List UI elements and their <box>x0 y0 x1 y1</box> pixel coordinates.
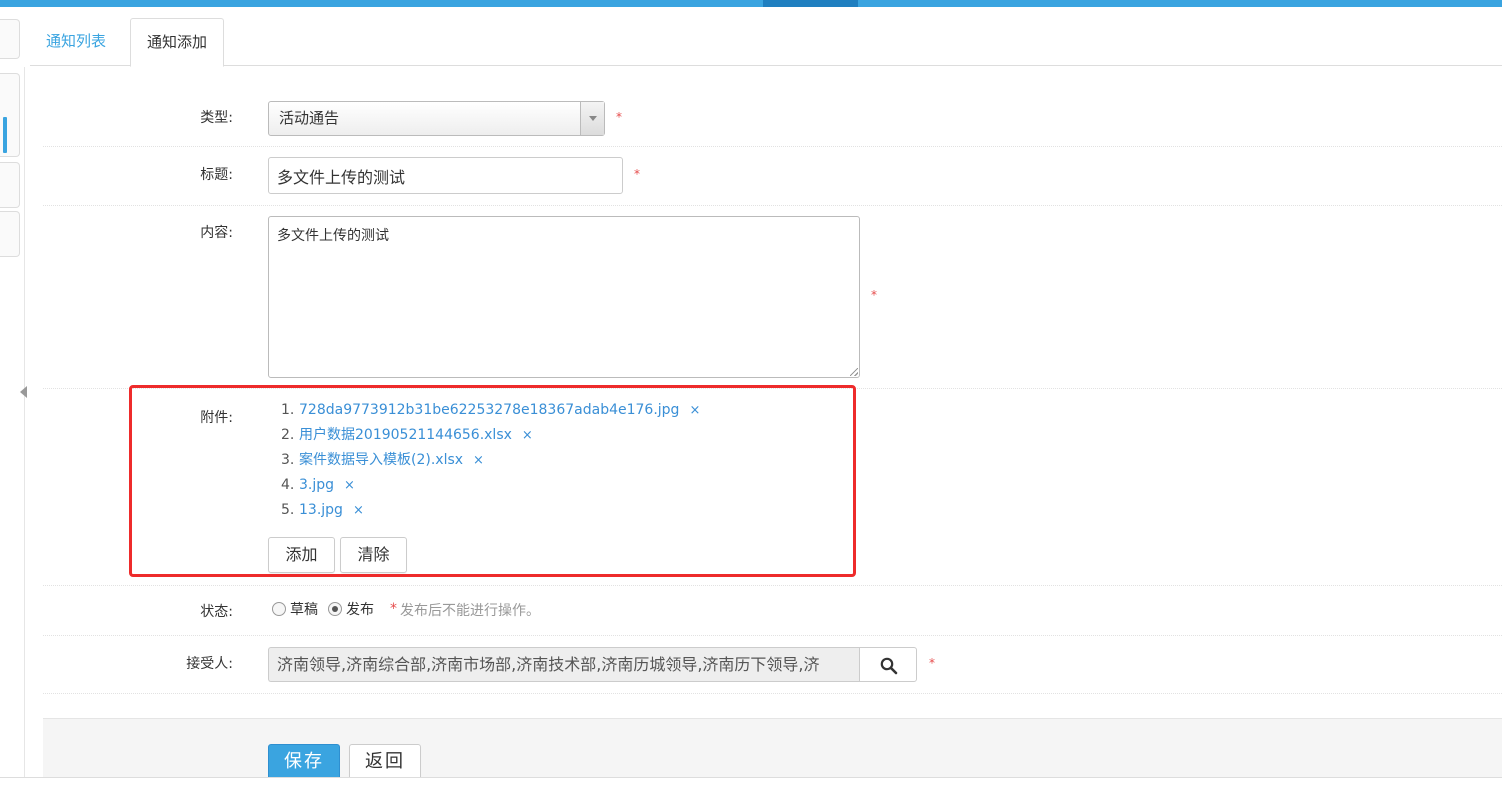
sidebar-card[interactable] <box>0 19 20 59</box>
save-button[interactable]: 保存 <box>268 744 340 780</box>
required-mark: * <box>616 110 622 124</box>
resize-handle-icon[interactable] <box>850 368 858 376</box>
tab-notice-add[interactable]: 通知添加 <box>130 18 225 67</box>
tab-bar: 通知列表 通知添加 <box>30 18 1502 67</box>
status-publish-label[interactable]: 发布 <box>346 599 374 619</box>
required-mark: * <box>390 601 397 617</box>
type-select[interactable]: 活动通告 <box>268 101 605 136</box>
top-header-active-segment <box>763 0 858 7</box>
required-mark: * <box>871 288 877 302</box>
page-bottom-edge <box>0 777 1502 788</box>
back-button[interactable]: 返回 <box>349 744 421 780</box>
form-row-title <box>43 147 1502 206</box>
receiver-label: 接受人: <box>186 656 233 672</box>
type-select-value: 活动通告 <box>279 109 340 127</box>
required-mark: * <box>929 656 935 670</box>
form-actions-bar <box>43 718 1502 778</box>
tab-notice-list[interactable]: 通知列表 <box>30 18 122 66</box>
sidebar-divider <box>24 67 25 777</box>
dropdown-button[interactable] <box>580 102 604 135</box>
sidebar-card[interactable] <box>0 211 20 257</box>
status-draft-radio[interactable] <box>272 602 286 616</box>
collapse-sidebar-icon[interactable] <box>20 386 27 398</box>
form-row-status <box>43 586 1502 636</box>
content-text: 多文件上传的测试 <box>277 228 389 244</box>
title-label: 标题: <box>200 167 233 183</box>
content-textarea[interactable]: 多文件上传的测试 <box>268 216 860 378</box>
top-header-bar <box>0 0 1502 7</box>
chevron-down-icon <box>589 116 597 121</box>
form-row-type <box>43 88 1502 147</box>
title-input[interactable] <box>268 157 623 194</box>
receiver-search-button[interactable] <box>859 647 917 682</box>
status-label: 状态: <box>200 604 233 620</box>
type-label: 类型: <box>200 110 233 126</box>
status-draft-label[interactable]: 草稿 <box>290 599 318 619</box>
sidebar-card[interactable] <box>0 162 20 208</box>
annotation-highlight-box <box>129 385 856 577</box>
search-icon <box>880 657 898 675</box>
receiver-field[interactable]: 济南领导,济南综合部,济南市场部,济南技术部,济南历城领导,济南历下领导,济 <box>268 647 860 682</box>
sidebar-active-marker <box>3 117 7 153</box>
content-label: 内容: <box>200 225 233 241</box>
status-publish-radio[interactable] <box>328 602 342 616</box>
required-mark: * <box>634 167 640 181</box>
status-hint: 发布后不能进行操作。 <box>400 603 540 619</box>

____

Your instructions
Please reproduce, unchanged, the lines of the records from the line with "sidebar-card[interactable] <box>0 19" up to and including the line with "required-mark: * <box>634 167 640 181</box>".

Output of the exercise
sidebar-card[interactable] <box>0 19 20 59</box>
save-button[interactable]: 保存 <box>268 744 340 780</box>
required-mark: * <box>616 110 622 124</box>
resize-handle-icon[interactable] <box>850 368 858 376</box>
tab-notice-add[interactable]: 通知添加 <box>130 18 225 67</box>
tab-bar: 通知列表 通知添加 <box>30 18 1502 67</box>
status-publish-label[interactable]: 发布 <box>346 599 374 619</box>
required-mark: * <box>390 601 397 617</box>
type-select[interactable]: 活动通告 <box>268 101 605 136</box>
top-header-active-segment <box>763 0 858 7</box>
required-mark: * <box>871 288 877 302</box>
page-bottom-edge <box>0 777 1502 788</box>
back-button[interactable]: 返回 <box>349 744 421 780</box>
form-row-title <box>43 147 1502 206</box>
receiver-label: 接受人: <box>186 656 233 672</box>
type-select-value: 活动通告 <box>279 109 340 127</box>
required-mark: * <box>929 656 935 670</box>
form-actions-bar <box>43 718 1502 778</box>
tab-notice-list[interactable]: 通知列表 <box>30 18 122 66</box>
sidebar-divider <box>24 67 25 777</box>
dropdown-button[interactable] <box>580 102 604 135</box>
sidebar-card[interactable] <box>0 211 20 257</box>
status-draft-radio[interactable] <box>272 602 286 616</box>
collapse-sidebar-icon[interactable] <box>20 386 27 398</box>
form-row-status <box>43 586 1502 636</box>
content-text: 多文件上传的测试 <box>277 228 389 244</box>
title-label: 标题: <box>200 167 233 183</box>
content-textarea[interactable]: 多文件上传的测试 <box>268 216 860 378</box>
top-header-bar <box>0 0 1502 7</box>
chevron-down-icon <box>589 116 597 121</box>
form-row-type <box>43 88 1502 147</box>
title-input[interactable] <box>268 157 623 194</box>
receiver-search-button[interactable] <box>859 647 917 682</box>
status-label: 状态: <box>200 604 233 620</box>
type-label: 类型: <box>200 110 233 126</box>
status-draft-label[interactable]: 草稿 <box>290 599 318 619</box>
sidebar-card[interactable] <box>0 162 20 208</box>
annotation-highlight-box <box>129 385 856 577</box>
search-icon <box>880 657 898 675</box>
receiver-field[interactable]: 济南领导,济南综合部,济南市场部,济南技术部,济南历城领导,济南历下领导,济 <box>268 647 860 682</box>
sidebar-active-marker <box>3 117 7 153</box>
content-label: 内容: <box>200 225 233 241</box>
status-publish-radio[interactable] <box>328 602 342 616</box>
required-mark: * <box>634 167 640 181</box>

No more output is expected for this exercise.